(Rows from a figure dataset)
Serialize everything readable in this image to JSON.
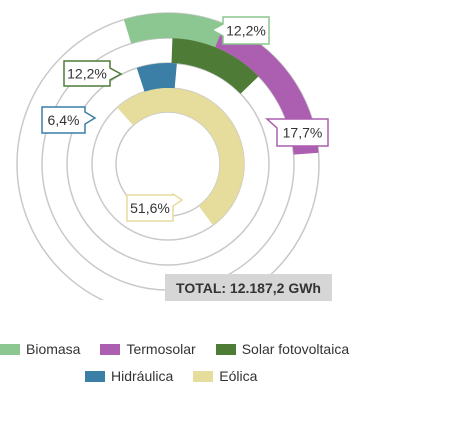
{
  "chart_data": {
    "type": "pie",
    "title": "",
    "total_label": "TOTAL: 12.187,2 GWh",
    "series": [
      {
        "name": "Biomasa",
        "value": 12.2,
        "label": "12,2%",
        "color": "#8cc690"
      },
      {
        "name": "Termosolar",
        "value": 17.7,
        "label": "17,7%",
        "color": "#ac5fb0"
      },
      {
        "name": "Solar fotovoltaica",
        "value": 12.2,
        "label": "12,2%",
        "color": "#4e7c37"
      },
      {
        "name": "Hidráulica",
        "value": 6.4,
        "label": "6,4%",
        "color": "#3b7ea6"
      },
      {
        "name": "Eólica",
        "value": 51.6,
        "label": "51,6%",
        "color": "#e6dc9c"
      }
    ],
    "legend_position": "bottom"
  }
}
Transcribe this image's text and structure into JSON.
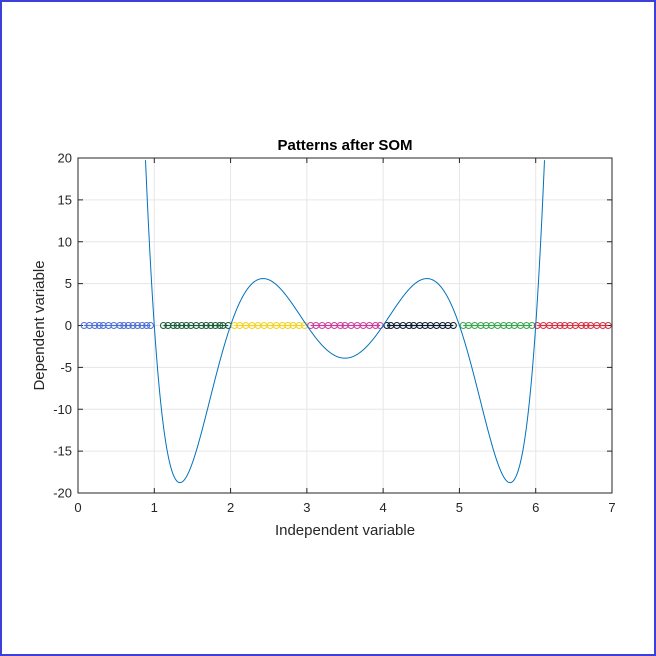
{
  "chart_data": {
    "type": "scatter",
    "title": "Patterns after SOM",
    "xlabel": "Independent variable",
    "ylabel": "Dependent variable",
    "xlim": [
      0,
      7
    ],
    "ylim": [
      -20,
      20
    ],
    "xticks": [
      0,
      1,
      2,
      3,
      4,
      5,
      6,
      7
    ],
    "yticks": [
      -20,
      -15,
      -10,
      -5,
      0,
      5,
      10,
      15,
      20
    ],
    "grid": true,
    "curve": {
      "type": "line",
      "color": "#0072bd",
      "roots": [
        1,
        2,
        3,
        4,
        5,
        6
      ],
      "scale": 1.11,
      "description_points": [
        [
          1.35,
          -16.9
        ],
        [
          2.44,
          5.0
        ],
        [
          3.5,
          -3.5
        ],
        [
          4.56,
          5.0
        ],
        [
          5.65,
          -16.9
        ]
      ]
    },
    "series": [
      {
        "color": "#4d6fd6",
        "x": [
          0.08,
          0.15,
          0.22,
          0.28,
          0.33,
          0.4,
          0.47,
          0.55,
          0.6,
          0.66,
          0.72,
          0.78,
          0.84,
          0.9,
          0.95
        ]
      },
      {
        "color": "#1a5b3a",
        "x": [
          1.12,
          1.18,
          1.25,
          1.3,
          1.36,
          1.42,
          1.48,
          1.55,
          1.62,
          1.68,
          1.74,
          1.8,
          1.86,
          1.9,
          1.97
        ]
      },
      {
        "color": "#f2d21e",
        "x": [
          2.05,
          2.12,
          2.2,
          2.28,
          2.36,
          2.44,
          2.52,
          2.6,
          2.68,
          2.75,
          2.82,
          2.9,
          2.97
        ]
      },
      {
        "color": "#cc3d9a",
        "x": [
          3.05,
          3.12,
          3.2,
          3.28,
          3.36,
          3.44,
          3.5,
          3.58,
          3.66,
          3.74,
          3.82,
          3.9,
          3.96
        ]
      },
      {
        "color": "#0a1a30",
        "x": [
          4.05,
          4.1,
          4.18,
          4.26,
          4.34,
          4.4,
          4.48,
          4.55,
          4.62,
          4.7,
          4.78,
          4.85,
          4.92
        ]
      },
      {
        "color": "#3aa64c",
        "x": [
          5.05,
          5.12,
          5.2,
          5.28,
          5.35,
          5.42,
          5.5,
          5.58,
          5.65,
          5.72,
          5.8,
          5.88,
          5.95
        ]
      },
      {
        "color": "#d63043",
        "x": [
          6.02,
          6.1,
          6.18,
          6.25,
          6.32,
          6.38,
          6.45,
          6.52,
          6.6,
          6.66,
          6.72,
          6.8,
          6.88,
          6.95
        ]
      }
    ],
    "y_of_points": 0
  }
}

• What the task requires
Make an exact copy of the records above, with the pictures left out.

• Answer to the problem
Serialize everything readable in this image to JSON.
{
  "chart_data": {
    "type": "pie",
    "title": "",
    "total_label": "TOTAL: 12.187,2 GWh",
    "series": [
      {
        "name": "Biomasa",
        "value": 12.2,
        "label": "12,2%",
        "color": "#8cc690"
      },
      {
        "name": "Termosolar",
        "value": 17.7,
        "label": "17,7%",
        "color": "#ac5fb0"
      },
      {
        "name": "Solar fotovoltaica",
        "value": 12.2,
        "label": "12,2%",
        "color": "#4e7c37"
      },
      {
        "name": "Hidráulica",
        "value": 6.4,
        "label": "6,4%",
        "color": "#3b7ea6"
      },
      {
        "name": "Eólica",
        "value": 51.6,
        "label": "51,6%",
        "color": "#e6dc9c"
      }
    ],
    "legend_position": "bottom"
  }
}
Transcribe this image's text and structure into JSON.
{
  "chart_data": {
    "type": "scatter",
    "title": "Patterns after SOM",
    "xlabel": "Independent variable",
    "ylabel": "Dependent variable",
    "xlim": [
      0,
      7
    ],
    "ylim": [
      -20,
      20
    ],
    "xticks": [
      0,
      1,
      2,
      3,
      4,
      5,
      6,
      7
    ],
    "yticks": [
      -20,
      -15,
      -10,
      -5,
      0,
      5,
      10,
      15,
      20
    ],
    "grid": true,
    "curve": {
      "type": "line",
      "color": "#0072bd",
      "roots": [
        1,
        2,
        3,
        4,
        5,
        6
      ],
      "scale": 1.11,
      "description_points": [
        [
          1.35,
          -16.9
        ],
        [
          2.44,
          5.0
        ],
        [
          3.5,
          -3.5
        ],
        [
          4.56,
          5.0
        ],
        [
          5.65,
          -16.9
        ]
      ]
    },
    "series": [
      {
        "color": "#4d6fd6",
        "x": [
          0.08,
          0.15,
          0.22,
          0.28,
          0.33,
          0.4,
          0.47,
          0.55,
          0.6,
          0.66,
          0.72,
          0.78,
          0.84,
          0.9,
          0.95
        ]
      },
      {
        "color": "#1a5b3a",
        "x": [
          1.12,
          1.18,
          1.25,
          1.3,
          1.36,
          1.42,
          1.48,
          1.55,
          1.62,
          1.68,
          1.74,
          1.8,
          1.86,
          1.9,
          1.97
        ]
      },
      {
        "color": "#f2d21e",
        "x": [
          2.05,
          2.12,
          2.2,
          2.28,
          2.36,
          2.44,
          2.52,
          2.6,
          2.68,
          2.75,
          2.82,
          2.9,
          2.97
        ]
      },
      {
        "color": "#cc3d9a",
        "x": [
          3.05,
          3.12,
          3.2,
          3.28,
          3.36,
          3.44,
          3.5,
          3.58,
          3.66,
          3.74,
          3.82,
          3.9,
          3.96
        ]
      },
      {
        "color": "#0a1a30",
        "x": [
          4.05,
          4.1,
          4.18,
          4.26,
          4.34,
          4.4,
          4.48,
          4.55,
          4.62,
          4.7,
          4.78,
          4.85,
          4.92
        ]
      },
      {
        "color": "#3aa64c",
        "x": [
          5.05,
          5.12,
          5.2,
          5.28,
          5.35,
          5.42,
          5.5,
          5.58,
          5.65,
          5.72,
          5.8,
          5.88,
          5.95
        ]
      },
      {
        "color": "#d63043",
        "x": [
          6.02,
          6.1,
          6.18,
          6.25,
          6.32,
          6.38,
          6.45,
          6.52,
          6.6,
          6.66,
          6.72,
          6.8,
          6.88,
          6.95
        ]
      }
    ],
    "y_of_points": 0
  }
}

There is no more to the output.